A run of records:
____________
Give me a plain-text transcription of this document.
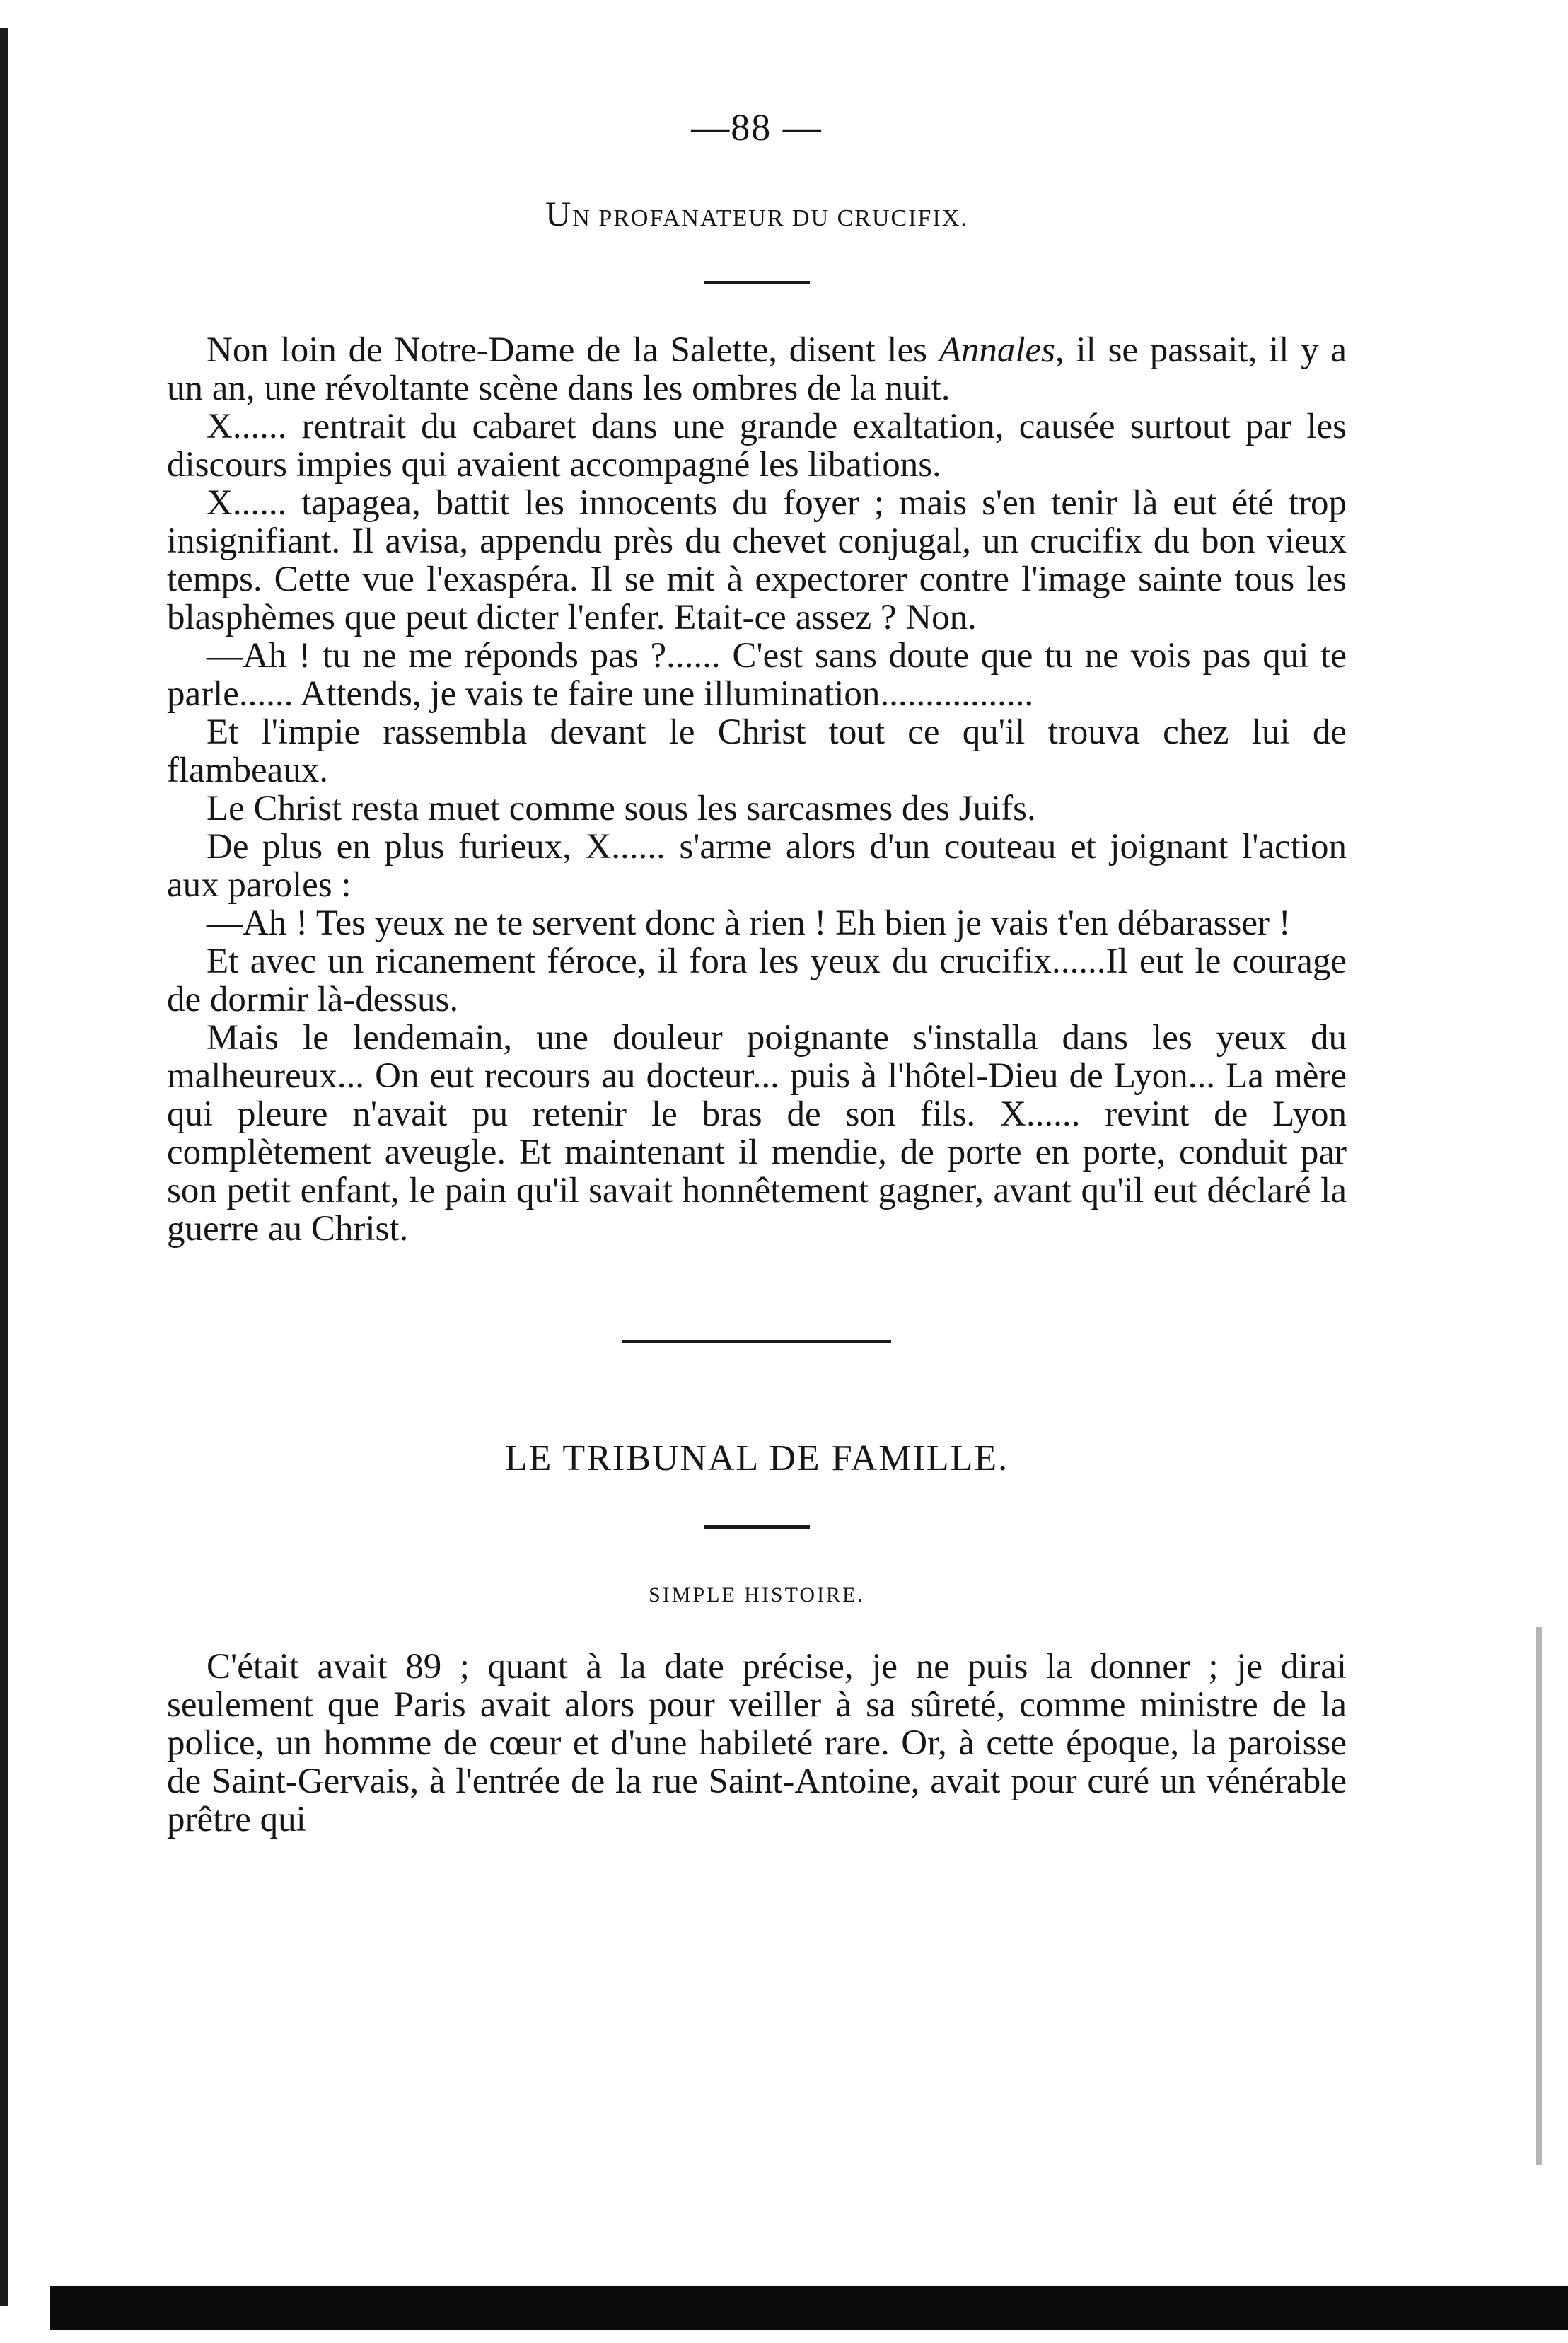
—88 —

UN PROFANATEUR DU CRUCIFIX.

Non loin de Notre-Dame de la Salette, disent les Annales, il se passait, il y a un an, une révoltante scène dans les ombres de la nuit.

X...... rentrait du cabaret dans une grande exaltation, causée surtout par les discours impies qui avaient accompagné les libations.

X...... tapagea, battit les innocents du foyer ; mais s'en tenir là eut été trop insignifiant. Il avisa, appendu près du chevet conjugal, un crucifix du bon vieux temps. Cette vue l'exaspéra. Il se mit à expectorer contre l'image sainte tous les blasphèmes que peut dicter l'enfer. Etait-ce assez ? Non.

—Ah ! tu ne me réponds pas ?...... C'est sans doute que tu ne vois pas qui te parle...... Attends, je vais te faire une illumination.................

Et l'impie rassembla devant le Christ tout ce qu'il trouva chez lui de flambeaux.

Le Christ resta muet comme sous les sarcasmes des Juifs.

De plus en plus furieux, X...... s'arme alors d'un couteau et joignant l'action aux paroles :

—Ah ! Tes yeux ne te servent donc à rien ! Eh bien je vais t'en débarasser !

Et avec un ricanement féroce, il fora les yeux du crucifix......Il eut le courage de dormir là-dessus.

Mais le lendemain, une douleur poignante s'installa dans les yeux du malheureux... On eut recours au docteur... puis à l'hôtel-Dieu de Lyon... La mère qui pleure n'avait pu retenir le bras de son fils. X...... revint de Lyon complètement aveugle. Et maintenant il mendie, de porte en porte, conduit par son petit enfant, le pain qu'il savait honnêtement gagner, avant qu'il eut déclaré la guerre au Christ.

LE TRIBUNAL DE FAMILLE.

SIMPLE HISTOIRE.

C'était avait 89 ; quant à la date précise, je ne puis la donner ; je dirai seulement que Paris avait alors pour veiller à sa sûreté, comme ministre de la police, un homme de cœur et d'une habileté rare. Or, à cette époque, la paroisse de Saint-Gervais, à l'entrée de la rue Saint-Antoine, avait pour curé un vénérable prêtre qui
____________
What to produce: Copy the listing exactly. Any image in it stays out of the copy.

Worked answer:
Give me a plain-text transcription of this document.
—88 —

UN PROFANATEUR DU CRUCIFIX.

Non loin de Notre-Dame de la Salette, disent les Annales, il se passait, il y a un an, une révoltante scène dans les ombres de la nuit.

X...... rentrait du cabaret dans une grande exaltation, causée surtout par les discours impies qui avaient accompagné les libations.

X...... tapagea, battit les innocents du foyer ; mais s'en tenir là eut été trop insignifiant. Il avisa, appendu près du chevet conjugal, un crucifix du bon vieux temps. Cette vue l'exaspéra. Il se mit à expectorer contre l'image sainte tous les blasphèmes que peut dicter l'enfer. Etait-ce assez ? Non.

—Ah ! tu ne me réponds pas ?...... C'est sans doute que tu ne vois pas qui te parle...... Attends, je vais te faire une illumination.................

Et l'impie rassembla devant le Christ tout ce qu'il trouva chez lui de flambeaux.

Le Christ resta muet comme sous les sarcasmes des Juifs.

De plus en plus furieux, X...... s'arme alors d'un couteau et joignant l'action aux paroles :

—Ah ! Tes yeux ne te servent donc à rien ! Eh bien je vais t'en débarasser !

Et avec un ricanement féroce, il fora les yeux du crucifix......Il eut le courage de dormir là-dessus.

Mais le lendemain, une douleur poignante s'installa dans les yeux du malheureux... On eut recours au docteur... puis à l'hôtel-Dieu de Lyon... La mère qui pleure n'avait pu retenir le bras de son fils. X...... revint de Lyon complètement aveugle. Et maintenant il mendie, de porte en porte, conduit par son petit enfant, le pain qu'il savait honnêtement gagner, avant qu'il eut déclaré la guerre au Christ.

LE TRIBUNAL DE FAMILLE.

SIMPLE HISTOIRE.

C'était avait 89 ; quant à la date précise, je ne puis la donner ; je dirai seulement que Paris avait alors pour veiller à sa sûreté, comme ministre de la police, un homme de cœur et d'une habileté rare. Or, à cette époque, la paroisse de Saint-Gervais, à l'entrée de la rue Saint-Antoine, avait pour curé un vénérable prêtre qui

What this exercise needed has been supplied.